#### TASK INSTRUCTIONS:
In the entries below, count every line containing "false". Return the number and nothing else.

---- RECORDS SHOWN

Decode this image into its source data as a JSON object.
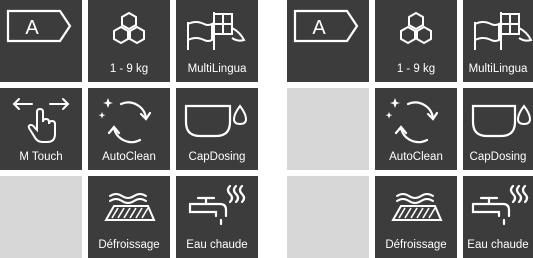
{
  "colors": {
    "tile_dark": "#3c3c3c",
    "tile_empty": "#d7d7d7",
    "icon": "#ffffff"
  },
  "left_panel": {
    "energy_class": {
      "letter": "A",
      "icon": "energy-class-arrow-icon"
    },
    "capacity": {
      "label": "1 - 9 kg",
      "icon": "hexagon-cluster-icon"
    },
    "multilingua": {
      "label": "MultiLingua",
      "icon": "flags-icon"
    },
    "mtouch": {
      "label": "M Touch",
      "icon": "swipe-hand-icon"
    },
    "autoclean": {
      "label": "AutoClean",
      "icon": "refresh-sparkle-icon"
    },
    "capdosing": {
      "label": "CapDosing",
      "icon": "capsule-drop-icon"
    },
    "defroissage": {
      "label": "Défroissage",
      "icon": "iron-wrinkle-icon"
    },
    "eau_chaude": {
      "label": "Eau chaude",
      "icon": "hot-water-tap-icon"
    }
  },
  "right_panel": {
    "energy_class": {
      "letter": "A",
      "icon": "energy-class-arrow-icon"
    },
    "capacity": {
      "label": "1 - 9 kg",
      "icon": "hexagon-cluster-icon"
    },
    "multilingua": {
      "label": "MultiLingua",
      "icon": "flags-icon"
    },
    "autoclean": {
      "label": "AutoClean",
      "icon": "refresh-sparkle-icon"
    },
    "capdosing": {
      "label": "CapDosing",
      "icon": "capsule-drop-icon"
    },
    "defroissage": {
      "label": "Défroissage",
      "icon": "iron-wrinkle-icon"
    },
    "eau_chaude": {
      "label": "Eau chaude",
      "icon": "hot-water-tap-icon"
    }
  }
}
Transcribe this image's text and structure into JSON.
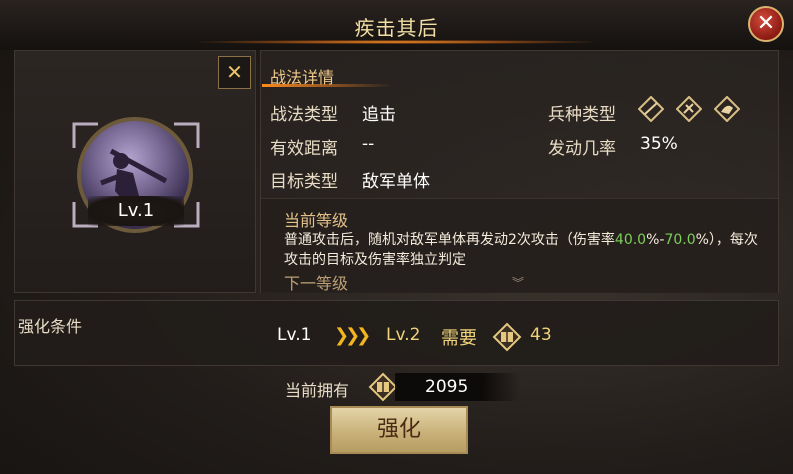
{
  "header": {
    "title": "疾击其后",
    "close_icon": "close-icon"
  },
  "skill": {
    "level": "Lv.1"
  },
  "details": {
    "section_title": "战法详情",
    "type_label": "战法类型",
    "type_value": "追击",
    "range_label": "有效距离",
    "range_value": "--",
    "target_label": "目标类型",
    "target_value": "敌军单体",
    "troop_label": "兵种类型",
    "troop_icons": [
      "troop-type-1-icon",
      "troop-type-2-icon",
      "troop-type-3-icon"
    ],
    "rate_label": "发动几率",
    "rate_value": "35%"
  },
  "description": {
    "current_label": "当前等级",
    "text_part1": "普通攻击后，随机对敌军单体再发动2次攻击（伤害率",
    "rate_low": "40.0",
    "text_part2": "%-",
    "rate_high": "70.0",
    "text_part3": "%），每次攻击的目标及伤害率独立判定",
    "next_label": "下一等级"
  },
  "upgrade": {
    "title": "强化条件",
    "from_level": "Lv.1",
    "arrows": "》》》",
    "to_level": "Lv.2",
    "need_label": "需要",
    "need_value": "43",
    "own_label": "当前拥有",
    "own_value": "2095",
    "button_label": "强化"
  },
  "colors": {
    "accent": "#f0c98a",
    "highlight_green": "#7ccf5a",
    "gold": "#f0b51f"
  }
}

--------
---- RECORDS SHOWN

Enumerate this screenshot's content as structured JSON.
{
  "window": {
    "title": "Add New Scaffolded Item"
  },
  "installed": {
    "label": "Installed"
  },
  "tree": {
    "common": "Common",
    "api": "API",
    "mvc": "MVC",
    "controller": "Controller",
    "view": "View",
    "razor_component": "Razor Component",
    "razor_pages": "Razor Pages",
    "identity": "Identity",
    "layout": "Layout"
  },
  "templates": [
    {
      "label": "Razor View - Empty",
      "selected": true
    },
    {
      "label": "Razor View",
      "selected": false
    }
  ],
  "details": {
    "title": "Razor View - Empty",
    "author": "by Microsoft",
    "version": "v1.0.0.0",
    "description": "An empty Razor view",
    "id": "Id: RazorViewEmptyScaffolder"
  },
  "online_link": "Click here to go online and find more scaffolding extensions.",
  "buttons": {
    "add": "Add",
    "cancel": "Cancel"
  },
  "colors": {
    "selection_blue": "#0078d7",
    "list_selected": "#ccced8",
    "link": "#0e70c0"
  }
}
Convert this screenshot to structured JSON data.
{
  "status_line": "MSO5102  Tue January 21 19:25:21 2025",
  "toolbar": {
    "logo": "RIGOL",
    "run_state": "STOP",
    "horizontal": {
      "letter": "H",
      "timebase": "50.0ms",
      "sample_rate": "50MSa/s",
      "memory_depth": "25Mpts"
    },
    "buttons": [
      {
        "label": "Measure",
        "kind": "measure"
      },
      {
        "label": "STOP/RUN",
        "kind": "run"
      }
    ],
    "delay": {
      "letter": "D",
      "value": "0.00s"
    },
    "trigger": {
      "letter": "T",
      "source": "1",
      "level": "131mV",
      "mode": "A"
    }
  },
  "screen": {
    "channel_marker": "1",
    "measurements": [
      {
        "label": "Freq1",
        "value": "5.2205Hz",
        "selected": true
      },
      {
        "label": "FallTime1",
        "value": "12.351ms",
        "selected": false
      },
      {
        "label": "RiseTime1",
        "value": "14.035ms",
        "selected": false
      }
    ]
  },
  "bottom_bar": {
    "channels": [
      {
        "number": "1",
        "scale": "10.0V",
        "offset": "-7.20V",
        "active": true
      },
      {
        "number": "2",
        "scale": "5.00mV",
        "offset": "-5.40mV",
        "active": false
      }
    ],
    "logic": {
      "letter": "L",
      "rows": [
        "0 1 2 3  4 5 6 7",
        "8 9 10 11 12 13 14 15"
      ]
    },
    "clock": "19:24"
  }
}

--------

#### RESULT OF THE EXERCISE:
4